Direction:
Count the lines below that contain the word "planifié", and reply with that number alone.

Records from a collection:

>>>

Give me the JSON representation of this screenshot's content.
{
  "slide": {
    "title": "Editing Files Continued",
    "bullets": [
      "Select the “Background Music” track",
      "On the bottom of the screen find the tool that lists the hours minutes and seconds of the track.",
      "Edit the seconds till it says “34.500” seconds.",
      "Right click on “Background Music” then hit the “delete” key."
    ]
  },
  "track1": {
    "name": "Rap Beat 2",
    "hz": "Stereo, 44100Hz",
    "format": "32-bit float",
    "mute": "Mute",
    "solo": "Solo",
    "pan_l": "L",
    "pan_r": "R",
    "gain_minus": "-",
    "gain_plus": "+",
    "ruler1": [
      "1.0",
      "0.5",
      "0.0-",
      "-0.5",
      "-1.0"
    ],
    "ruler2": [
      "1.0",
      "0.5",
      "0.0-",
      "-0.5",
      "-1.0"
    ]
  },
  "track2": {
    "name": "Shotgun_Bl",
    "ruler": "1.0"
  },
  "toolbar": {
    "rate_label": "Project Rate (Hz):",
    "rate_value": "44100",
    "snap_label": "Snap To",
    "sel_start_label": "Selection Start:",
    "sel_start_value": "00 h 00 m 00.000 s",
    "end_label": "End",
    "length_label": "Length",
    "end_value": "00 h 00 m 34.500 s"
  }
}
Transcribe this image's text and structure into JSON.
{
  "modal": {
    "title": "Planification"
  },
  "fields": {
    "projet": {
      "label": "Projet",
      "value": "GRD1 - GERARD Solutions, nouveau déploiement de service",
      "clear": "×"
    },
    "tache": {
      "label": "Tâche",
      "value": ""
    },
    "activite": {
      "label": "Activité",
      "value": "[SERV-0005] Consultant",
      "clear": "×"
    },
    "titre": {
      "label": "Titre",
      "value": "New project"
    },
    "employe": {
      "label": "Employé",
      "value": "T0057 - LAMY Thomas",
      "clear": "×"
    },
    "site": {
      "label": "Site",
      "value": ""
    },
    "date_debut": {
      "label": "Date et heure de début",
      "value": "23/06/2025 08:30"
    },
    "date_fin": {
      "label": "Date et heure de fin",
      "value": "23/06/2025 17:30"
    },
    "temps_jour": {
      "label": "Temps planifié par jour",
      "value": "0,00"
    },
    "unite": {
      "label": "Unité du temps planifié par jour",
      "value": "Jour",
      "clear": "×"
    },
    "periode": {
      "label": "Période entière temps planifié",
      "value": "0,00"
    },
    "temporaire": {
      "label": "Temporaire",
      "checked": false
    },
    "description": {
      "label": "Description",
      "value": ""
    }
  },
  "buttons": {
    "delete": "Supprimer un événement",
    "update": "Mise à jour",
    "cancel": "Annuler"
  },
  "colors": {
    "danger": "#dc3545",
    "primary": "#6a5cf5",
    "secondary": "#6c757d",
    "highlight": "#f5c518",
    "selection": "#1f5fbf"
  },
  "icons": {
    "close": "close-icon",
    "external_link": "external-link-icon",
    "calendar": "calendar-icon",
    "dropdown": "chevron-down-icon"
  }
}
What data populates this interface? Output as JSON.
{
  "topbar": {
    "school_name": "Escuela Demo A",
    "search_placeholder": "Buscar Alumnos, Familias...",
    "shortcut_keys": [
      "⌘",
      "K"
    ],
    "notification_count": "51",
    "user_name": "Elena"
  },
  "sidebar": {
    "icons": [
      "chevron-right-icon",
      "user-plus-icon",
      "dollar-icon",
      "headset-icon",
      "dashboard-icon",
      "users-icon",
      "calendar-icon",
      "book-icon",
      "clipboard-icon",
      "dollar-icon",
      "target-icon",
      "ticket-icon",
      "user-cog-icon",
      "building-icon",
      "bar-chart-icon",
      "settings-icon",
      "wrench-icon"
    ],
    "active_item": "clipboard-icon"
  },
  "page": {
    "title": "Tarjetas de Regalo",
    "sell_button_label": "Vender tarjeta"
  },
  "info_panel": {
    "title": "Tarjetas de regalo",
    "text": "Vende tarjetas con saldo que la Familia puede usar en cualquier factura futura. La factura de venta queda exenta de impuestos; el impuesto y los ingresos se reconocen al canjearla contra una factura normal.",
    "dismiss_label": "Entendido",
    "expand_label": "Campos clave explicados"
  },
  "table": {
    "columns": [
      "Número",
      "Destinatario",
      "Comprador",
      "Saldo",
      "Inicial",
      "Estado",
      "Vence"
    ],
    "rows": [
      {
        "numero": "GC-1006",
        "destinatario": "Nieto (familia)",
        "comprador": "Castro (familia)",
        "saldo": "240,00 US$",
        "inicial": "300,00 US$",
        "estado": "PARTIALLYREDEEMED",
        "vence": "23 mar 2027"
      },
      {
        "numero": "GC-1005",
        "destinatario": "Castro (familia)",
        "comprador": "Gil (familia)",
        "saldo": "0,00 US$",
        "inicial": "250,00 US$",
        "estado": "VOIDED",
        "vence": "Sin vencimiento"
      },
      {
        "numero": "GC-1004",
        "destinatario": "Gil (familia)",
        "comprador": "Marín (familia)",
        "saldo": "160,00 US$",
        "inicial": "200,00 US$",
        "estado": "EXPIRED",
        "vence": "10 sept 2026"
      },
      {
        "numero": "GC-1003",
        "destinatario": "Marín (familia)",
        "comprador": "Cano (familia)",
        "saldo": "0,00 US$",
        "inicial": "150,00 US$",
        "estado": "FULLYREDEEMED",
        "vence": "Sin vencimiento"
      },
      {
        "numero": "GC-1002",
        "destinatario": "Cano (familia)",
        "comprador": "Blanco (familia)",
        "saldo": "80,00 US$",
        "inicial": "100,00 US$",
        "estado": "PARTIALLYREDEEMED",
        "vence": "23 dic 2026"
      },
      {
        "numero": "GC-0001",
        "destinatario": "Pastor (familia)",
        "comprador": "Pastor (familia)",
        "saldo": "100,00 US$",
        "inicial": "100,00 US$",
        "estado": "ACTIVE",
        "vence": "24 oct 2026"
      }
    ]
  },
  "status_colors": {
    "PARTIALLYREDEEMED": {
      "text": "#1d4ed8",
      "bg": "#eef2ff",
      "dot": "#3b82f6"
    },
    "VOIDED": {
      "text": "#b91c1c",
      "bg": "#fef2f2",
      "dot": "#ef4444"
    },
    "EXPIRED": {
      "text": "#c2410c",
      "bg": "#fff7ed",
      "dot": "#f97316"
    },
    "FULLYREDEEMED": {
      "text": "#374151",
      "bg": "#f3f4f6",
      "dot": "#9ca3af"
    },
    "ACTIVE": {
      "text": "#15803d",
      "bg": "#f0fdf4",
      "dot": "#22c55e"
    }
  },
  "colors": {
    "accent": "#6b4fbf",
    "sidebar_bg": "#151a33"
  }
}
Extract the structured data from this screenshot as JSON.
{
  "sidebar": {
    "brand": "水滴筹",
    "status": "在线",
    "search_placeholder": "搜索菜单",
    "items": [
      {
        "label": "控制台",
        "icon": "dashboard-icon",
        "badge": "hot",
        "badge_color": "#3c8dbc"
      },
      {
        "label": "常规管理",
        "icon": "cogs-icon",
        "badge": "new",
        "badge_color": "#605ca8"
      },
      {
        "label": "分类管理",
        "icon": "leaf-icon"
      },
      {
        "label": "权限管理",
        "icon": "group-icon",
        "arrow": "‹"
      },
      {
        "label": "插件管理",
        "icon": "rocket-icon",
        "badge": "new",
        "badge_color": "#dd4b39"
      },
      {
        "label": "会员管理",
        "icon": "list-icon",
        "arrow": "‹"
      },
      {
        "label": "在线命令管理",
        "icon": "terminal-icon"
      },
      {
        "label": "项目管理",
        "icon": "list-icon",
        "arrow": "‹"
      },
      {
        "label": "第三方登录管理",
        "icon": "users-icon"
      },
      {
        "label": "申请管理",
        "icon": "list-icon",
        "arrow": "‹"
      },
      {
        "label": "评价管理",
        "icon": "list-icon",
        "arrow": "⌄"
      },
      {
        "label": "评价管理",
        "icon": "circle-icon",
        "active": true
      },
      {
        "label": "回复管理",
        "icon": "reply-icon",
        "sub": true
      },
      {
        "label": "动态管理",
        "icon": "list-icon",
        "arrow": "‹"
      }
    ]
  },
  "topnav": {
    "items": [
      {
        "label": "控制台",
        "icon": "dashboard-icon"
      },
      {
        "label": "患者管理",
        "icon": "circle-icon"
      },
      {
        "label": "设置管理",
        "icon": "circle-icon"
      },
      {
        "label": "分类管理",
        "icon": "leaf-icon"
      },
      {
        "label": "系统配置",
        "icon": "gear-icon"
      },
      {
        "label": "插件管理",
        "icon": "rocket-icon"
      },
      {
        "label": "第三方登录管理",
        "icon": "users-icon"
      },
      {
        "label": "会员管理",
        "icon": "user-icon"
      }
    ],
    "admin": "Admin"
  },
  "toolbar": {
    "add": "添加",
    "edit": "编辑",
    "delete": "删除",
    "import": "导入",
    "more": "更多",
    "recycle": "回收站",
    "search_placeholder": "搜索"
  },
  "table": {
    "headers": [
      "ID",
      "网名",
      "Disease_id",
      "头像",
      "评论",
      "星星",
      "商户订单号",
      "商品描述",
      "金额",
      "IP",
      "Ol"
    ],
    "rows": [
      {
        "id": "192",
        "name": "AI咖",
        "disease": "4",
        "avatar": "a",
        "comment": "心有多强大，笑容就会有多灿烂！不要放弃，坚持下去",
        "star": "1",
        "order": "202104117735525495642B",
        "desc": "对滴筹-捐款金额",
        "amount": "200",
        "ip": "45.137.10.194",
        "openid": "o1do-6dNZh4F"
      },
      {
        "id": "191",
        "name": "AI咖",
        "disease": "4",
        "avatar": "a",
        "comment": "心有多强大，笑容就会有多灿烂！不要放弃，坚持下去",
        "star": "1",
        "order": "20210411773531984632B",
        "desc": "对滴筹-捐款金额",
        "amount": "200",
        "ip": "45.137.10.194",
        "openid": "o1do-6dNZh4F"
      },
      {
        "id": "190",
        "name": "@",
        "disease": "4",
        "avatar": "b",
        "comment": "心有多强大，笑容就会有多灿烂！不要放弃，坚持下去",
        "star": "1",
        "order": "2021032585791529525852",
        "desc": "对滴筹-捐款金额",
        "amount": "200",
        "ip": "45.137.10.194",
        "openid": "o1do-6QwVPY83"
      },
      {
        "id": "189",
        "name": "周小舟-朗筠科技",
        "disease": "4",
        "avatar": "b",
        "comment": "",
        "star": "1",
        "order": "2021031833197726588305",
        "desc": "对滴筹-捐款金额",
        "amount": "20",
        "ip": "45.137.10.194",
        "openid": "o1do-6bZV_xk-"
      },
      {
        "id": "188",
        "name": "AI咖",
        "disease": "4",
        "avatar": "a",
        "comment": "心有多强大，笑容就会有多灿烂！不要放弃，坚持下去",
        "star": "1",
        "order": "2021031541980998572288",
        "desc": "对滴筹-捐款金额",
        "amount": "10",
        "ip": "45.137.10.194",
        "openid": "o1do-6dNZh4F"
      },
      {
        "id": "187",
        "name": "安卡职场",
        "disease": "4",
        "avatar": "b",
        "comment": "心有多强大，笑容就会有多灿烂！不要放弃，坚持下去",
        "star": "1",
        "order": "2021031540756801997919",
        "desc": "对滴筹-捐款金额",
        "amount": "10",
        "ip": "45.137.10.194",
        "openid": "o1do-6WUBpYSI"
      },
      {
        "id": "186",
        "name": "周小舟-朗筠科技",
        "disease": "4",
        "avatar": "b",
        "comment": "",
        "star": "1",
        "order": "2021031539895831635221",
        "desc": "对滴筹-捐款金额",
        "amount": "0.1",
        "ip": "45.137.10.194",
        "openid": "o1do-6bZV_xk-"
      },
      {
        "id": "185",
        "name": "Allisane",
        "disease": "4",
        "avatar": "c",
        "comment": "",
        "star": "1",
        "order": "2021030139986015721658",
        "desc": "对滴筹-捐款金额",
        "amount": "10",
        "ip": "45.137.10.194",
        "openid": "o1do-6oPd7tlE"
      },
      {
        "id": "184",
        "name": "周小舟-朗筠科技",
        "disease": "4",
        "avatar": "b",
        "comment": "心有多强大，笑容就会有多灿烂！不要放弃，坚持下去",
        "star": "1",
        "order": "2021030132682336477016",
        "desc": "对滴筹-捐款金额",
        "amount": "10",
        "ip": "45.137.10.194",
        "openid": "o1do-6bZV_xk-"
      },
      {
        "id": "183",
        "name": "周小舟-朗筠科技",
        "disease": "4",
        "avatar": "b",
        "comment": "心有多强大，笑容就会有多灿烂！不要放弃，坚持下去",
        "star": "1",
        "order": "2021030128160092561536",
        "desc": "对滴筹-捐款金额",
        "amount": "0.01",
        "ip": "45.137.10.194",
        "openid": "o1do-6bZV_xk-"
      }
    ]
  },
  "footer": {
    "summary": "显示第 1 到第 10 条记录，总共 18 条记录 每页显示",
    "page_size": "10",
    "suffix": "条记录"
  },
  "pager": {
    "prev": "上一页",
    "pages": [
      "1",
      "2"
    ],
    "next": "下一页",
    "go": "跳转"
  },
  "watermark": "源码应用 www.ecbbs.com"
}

<<<

Worked solution:
3